* Set exercise
Word for word, set down the records and skip each picture.

* Data lines
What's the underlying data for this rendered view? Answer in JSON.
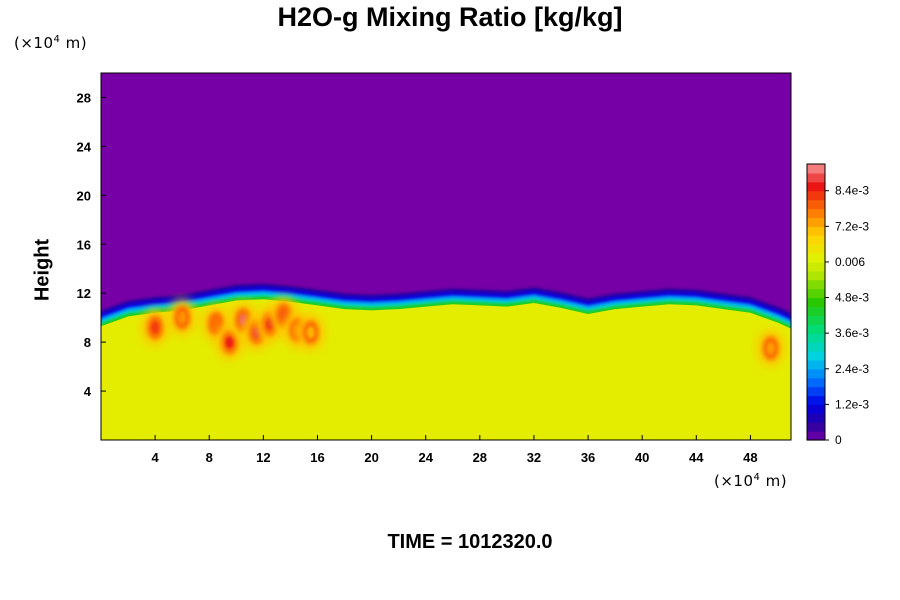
{
  "chart_data": {
    "type": "heatmap",
    "title": "H2O-g Mixing Ratio [kg/kg]",
    "ylabel": "Height",
    "xlabel": "",
    "x_unit": {
      "prefix": "(×10",
      "exp": "4",
      "suffix": " m)"
    },
    "y_unit": {
      "prefix": "(×10",
      "exp": "4",
      "suffix": " m)"
    },
    "xlim": [
      0,
      51
    ],
    "ylim": [
      0,
      30
    ],
    "x_ticks": [
      4,
      8,
      12,
      16,
      20,
      24,
      28,
      32,
      36,
      40,
      44,
      48
    ],
    "y_ticks": [
      4,
      8,
      12,
      16,
      20,
      24,
      28
    ],
    "colorbar": {
      "min": 0,
      "max": 0.0093,
      "tick_labels": [
        {
          "value": 0,
          "label": "0"
        },
        {
          "value": 0.0012,
          "label": "1.2e-3"
        },
        {
          "value": 0.0024,
          "label": "2.4e-3"
        },
        {
          "value": 0.0036,
          "label": "3.6e-3"
        },
        {
          "value": 0.0048,
          "label": "4.8e-3"
        },
        {
          "value": 0.006,
          "label": "0.006"
        },
        {
          "value": 0.0072,
          "label": "7.2e-3"
        },
        {
          "value": 0.0084,
          "label": "8.4e-3"
        }
      ]
    },
    "field": {
      "dry_layer_value": 0,
      "moist_layer_value": 0.0062,
      "inversion_height_profile": [
        {
          "x": 0,
          "y": 10.2
        },
        {
          "x": 2,
          "y": 11.0
        },
        {
          "x": 4,
          "y": 11.3
        },
        {
          "x": 6,
          "y": 11.5
        },
        {
          "x": 8,
          "y": 11.9
        },
        {
          "x": 10,
          "y": 12.3
        },
        {
          "x": 12,
          "y": 12.4
        },
        {
          "x": 14,
          "y": 12.2
        },
        {
          "x": 16,
          "y": 11.9
        },
        {
          "x": 18,
          "y": 11.6
        },
        {
          "x": 20,
          "y": 11.5
        },
        {
          "x": 22,
          "y": 11.6
        },
        {
          "x": 24,
          "y": 11.8
        },
        {
          "x": 26,
          "y": 12.0
        },
        {
          "x": 28,
          "y": 11.9
        },
        {
          "x": 30,
          "y": 11.8
        },
        {
          "x": 32,
          "y": 12.1
        },
        {
          "x": 34,
          "y": 11.7
        },
        {
          "x": 36,
          "y": 11.2
        },
        {
          "x": 38,
          "y": 11.6
        },
        {
          "x": 40,
          "y": 11.8
        },
        {
          "x": 42,
          "y": 12.0
        },
        {
          "x": 44,
          "y": 11.9
        },
        {
          "x": 46,
          "y": 11.6
        },
        {
          "x": 48,
          "y": 11.3
        },
        {
          "x": 50,
          "y": 10.5
        },
        {
          "x": 51,
          "y": 10.0
        }
      ],
      "moist_plumes": [
        {
          "x": 4.0,
          "y": 9.2,
          "value": 0.0082
        },
        {
          "x": 6.0,
          "y": 10.0,
          "value": 0.0075
        },
        {
          "x": 8.5,
          "y": 9.5,
          "value": 0.0078
        },
        {
          "x": 9.5,
          "y": 8.0,
          "value": 0.0085
        },
        {
          "x": 10.5,
          "y": 9.8,
          "value": 0.009
        },
        {
          "x": 11.5,
          "y": 8.8,
          "value": 0.0088
        },
        {
          "x": 12.5,
          "y": 9.5,
          "value": 0.0086
        },
        {
          "x": 13.5,
          "y": 10.2,
          "value": 0.008
        },
        {
          "x": 14.5,
          "y": 9.0,
          "value": 0.0076
        },
        {
          "x": 15.5,
          "y": 8.8,
          "value": 0.0072
        },
        {
          "x": 49.5,
          "y": 7.5,
          "value": 0.0074
        }
      ]
    }
  },
  "time_label": "TIME = 1012320.0"
}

* Answer for the task
What's the underlying data for this rendered view? Answer in JSON.
{
  "chart_data": {
    "type": "heatmap",
    "title": "H2O-g Mixing Ratio [kg/kg]",
    "ylabel": "Height",
    "xlabel": "",
    "x_unit": {
      "prefix": "(×10",
      "exp": "4",
      "suffix": " m)"
    },
    "y_unit": {
      "prefix": "(×10",
      "exp": "4",
      "suffix": " m)"
    },
    "xlim": [
      0,
      51
    ],
    "ylim": [
      0,
      30
    ],
    "x_ticks": [
      4,
      8,
      12,
      16,
      20,
      24,
      28,
      32,
      36,
      40,
      44,
      48
    ],
    "y_ticks": [
      4,
      8,
      12,
      16,
      20,
      24,
      28
    ],
    "colorbar": {
      "min": 0,
      "max": 0.0093,
      "tick_labels": [
        {
          "value": 0,
          "label": "0"
        },
        {
          "value": 0.0012,
          "label": "1.2e-3"
        },
        {
          "value": 0.0024,
          "label": "2.4e-3"
        },
        {
          "value": 0.0036,
          "label": "3.6e-3"
        },
        {
          "value": 0.0048,
          "label": "4.8e-3"
        },
        {
          "value": 0.006,
          "label": "0.006"
        },
        {
          "value": 0.0072,
          "label": "7.2e-3"
        },
        {
          "value": 0.0084,
          "label": "8.4e-3"
        }
      ]
    },
    "field": {
      "dry_layer_value": 0,
      "moist_layer_value": 0.0062,
      "inversion_height_profile": [
        {
          "x": 0,
          "y": 10.2
        },
        {
          "x": 2,
          "y": 11.0
        },
        {
          "x": 4,
          "y": 11.3
        },
        {
          "x": 6,
          "y": 11.5
        },
        {
          "x": 8,
          "y": 11.9
        },
        {
          "x": 10,
          "y": 12.3
        },
        {
          "x": 12,
          "y": 12.4
        },
        {
          "x": 14,
          "y": 12.2
        },
        {
          "x": 16,
          "y": 11.9
        },
        {
          "x": 18,
          "y": 11.6
        },
        {
          "x": 20,
          "y": 11.5
        },
        {
          "x": 22,
          "y": 11.6
        },
        {
          "x": 24,
          "y": 11.8
        },
        {
          "x": 26,
          "y": 12.0
        },
        {
          "x": 28,
          "y": 11.9
        },
        {
          "x": 30,
          "y": 11.8
        },
        {
          "x": 32,
          "y": 12.1
        },
        {
          "x": 34,
          "y": 11.7
        },
        {
          "x": 36,
          "y": 11.2
        },
        {
          "x": 38,
          "y": 11.6
        },
        {
          "x": 40,
          "y": 11.8
        },
        {
          "x": 42,
          "y": 12.0
        },
        {
          "x": 44,
          "y": 11.9
        },
        {
          "x": 46,
          "y": 11.6
        },
        {
          "x": 48,
          "y": 11.3
        },
        {
          "x": 50,
          "y": 10.5
        },
        {
          "x": 51,
          "y": 10.0
        }
      ],
      "moist_plumes": [
        {
          "x": 4.0,
          "y": 9.2,
          "value": 0.0082
        },
        {
          "x": 6.0,
          "y": 10.0,
          "value": 0.0075
        },
        {
          "x": 8.5,
          "y": 9.5,
          "value": 0.0078
        },
        {
          "x": 9.5,
          "y": 8.0,
          "value": 0.0085
        },
        {
          "x": 10.5,
          "y": 9.8,
          "value": 0.009
        },
        {
          "x": 11.5,
          "y": 8.8,
          "value": 0.0088
        },
        {
          "x": 12.5,
          "y": 9.5,
          "value": 0.0086
        },
        {
          "x": 13.5,
          "y": 10.2,
          "value": 0.008
        },
        {
          "x": 14.5,
          "y": 9.0,
          "value": 0.0076
        },
        {
          "x": 15.5,
          "y": 8.8,
          "value": 0.0072
        },
        {
          "x": 49.5,
          "y": 7.5,
          "value": 0.0074
        }
      ]
    }
  },
  "time_label": "TIME = 1012320.0"
}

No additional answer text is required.